Every line in the listing is to be echoed verbatim.
— start of ENTRIES —
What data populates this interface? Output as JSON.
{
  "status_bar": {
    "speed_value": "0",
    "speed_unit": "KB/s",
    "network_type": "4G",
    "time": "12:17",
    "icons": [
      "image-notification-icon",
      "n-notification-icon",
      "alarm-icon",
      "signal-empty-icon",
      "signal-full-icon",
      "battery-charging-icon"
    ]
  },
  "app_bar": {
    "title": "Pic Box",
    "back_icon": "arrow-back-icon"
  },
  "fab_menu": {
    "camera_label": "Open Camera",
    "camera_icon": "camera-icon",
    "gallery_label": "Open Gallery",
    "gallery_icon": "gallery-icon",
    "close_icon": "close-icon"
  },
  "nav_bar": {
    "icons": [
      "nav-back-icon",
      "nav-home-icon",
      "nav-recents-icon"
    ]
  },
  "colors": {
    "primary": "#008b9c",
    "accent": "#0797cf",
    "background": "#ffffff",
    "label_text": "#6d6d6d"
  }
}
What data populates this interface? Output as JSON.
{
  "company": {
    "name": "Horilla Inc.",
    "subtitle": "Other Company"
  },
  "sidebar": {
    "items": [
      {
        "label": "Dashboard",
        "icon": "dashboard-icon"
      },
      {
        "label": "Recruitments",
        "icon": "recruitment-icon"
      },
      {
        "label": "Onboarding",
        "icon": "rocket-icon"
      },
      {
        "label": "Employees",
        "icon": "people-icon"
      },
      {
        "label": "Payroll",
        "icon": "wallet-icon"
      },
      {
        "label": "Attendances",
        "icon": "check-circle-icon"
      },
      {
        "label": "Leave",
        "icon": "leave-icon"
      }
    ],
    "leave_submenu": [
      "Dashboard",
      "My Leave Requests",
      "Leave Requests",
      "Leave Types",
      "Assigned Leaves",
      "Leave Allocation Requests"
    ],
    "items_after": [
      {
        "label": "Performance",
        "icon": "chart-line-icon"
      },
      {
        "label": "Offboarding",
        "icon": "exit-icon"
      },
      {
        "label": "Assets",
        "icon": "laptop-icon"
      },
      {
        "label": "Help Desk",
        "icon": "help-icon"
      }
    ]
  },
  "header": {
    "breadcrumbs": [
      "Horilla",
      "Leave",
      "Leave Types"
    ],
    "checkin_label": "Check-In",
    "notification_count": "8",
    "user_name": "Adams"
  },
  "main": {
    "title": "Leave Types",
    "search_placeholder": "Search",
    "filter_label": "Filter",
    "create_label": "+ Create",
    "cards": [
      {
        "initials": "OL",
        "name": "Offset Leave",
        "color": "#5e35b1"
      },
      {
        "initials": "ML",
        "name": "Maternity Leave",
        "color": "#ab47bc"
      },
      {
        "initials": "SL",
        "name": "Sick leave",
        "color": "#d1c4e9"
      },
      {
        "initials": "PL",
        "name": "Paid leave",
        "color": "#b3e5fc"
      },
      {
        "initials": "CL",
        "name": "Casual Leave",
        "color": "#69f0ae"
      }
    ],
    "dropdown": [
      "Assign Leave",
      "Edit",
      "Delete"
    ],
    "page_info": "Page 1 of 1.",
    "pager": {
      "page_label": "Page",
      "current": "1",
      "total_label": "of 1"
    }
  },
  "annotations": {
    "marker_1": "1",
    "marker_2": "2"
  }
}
— end of ENTRIES —
**THE RESULT:**
What data populates this interface? Output as JSON.
{
  "status_bar": {
    "speed_value": "0",
    "speed_unit": "KB/s",
    "network_type": "4G",
    "time": "12:17",
    "icons": [
      "image-notification-icon",
      "n-notification-icon",
      "alarm-icon",
      "signal-empty-icon",
      "signal-full-icon",
      "battery-charging-icon"
    ]
  },
  "app_bar": {
    "title": "Pic Box",
    "back_icon": "arrow-back-icon"
  },
  "fab_menu": {
    "camera_label": "Open Camera",
    "camera_icon": "camera-icon",
    "gallery_label": "Open Gallery",
    "gallery_icon": "gallery-icon",
    "close_icon": "close-icon"
  },
  "nav_bar": {
    "icons": [
      "nav-back-icon",
      "nav-home-icon",
      "nav-recents-icon"
    ]
  },
  "colors": {
    "primary": "#008b9c",
    "accent": "#0797cf",
    "background": "#ffffff",
    "label_text": "#6d6d6d"
  }
}
What data populates this interface? Output as JSON.
{
  "company": {
    "name": "Horilla Inc.",
    "subtitle": "Other Company"
  },
  "sidebar": {
    "items": [
      {
        "label": "Dashboard",
        "icon": "dashboard-icon"
      },
      {
        "label": "Recruitments",
        "icon": "recruitment-icon"
      },
      {
        "label": "Onboarding",
        "icon": "rocket-icon"
      },
      {
        "label": "Employees",
        "icon": "people-icon"
      },
      {
        "label": "Payroll",
        "icon": "wallet-icon"
      },
      {
        "label": "Attendances",
        "icon": "check-circle-icon"
      },
      {
        "label": "Leave",
        "icon": "leave-icon"
      }
    ],
    "leave_submenu": [
      "Dashboard",
      "My Leave Requests",
      "Leave Requests",
      "Leave Types",
      "Assigned Leaves",
      "Leave Allocation Requests"
    ],
    "items_after": [
      {
        "label": "Performance",
        "icon": "chart-line-icon"
      },
      {
        "label": "Offboarding",
        "icon": "exit-icon"
      },
      {
        "label": "Assets",
        "icon": "laptop-icon"
      },
      {
        "label": "Help Desk",
        "icon": "help-icon"
      }
    ]
  },
  "header": {
    "breadcrumbs": [
      "Horilla",
      "Leave",
      "Leave Types"
    ],
    "checkin_label": "Check-In",
    "notification_count": "8",
    "user_name": "Adams"
  },
  "main": {
    "title": "Leave Types",
    "search_placeholder": "Search",
    "filter_label": "Filter",
    "create_label": "+ Create",
    "cards": [
      {
        "initials": "OL",
        "name": "Offset Leave",
        "color": "#5e35b1"
      },
      {
        "initials": "ML",
        "name": "Maternity Leave",
        "color": "#ab47bc"
      },
      {
        "initials": "SL",
        "name": "Sick leave",
        "color": "#d1c4e9"
      },
      {
        "initials": "PL",
        "name": "Paid leave",
        "color": "#b3e5fc"
      },
      {
        "initials": "CL",
        "name": "Casual Leave",
        "color": "#69f0ae"
      }
    ],
    "dropdown": [
      "Assign Leave",
      "Edit",
      "Delete"
    ],
    "page_info": "Page 1 of 1.",
    "pager": {
      "page_label": "Page",
      "current": "1",
      "total_label": "of 1"
    }
  },
  "annotations": {
    "marker_1": "1",
    "marker_2": "2"
  }
}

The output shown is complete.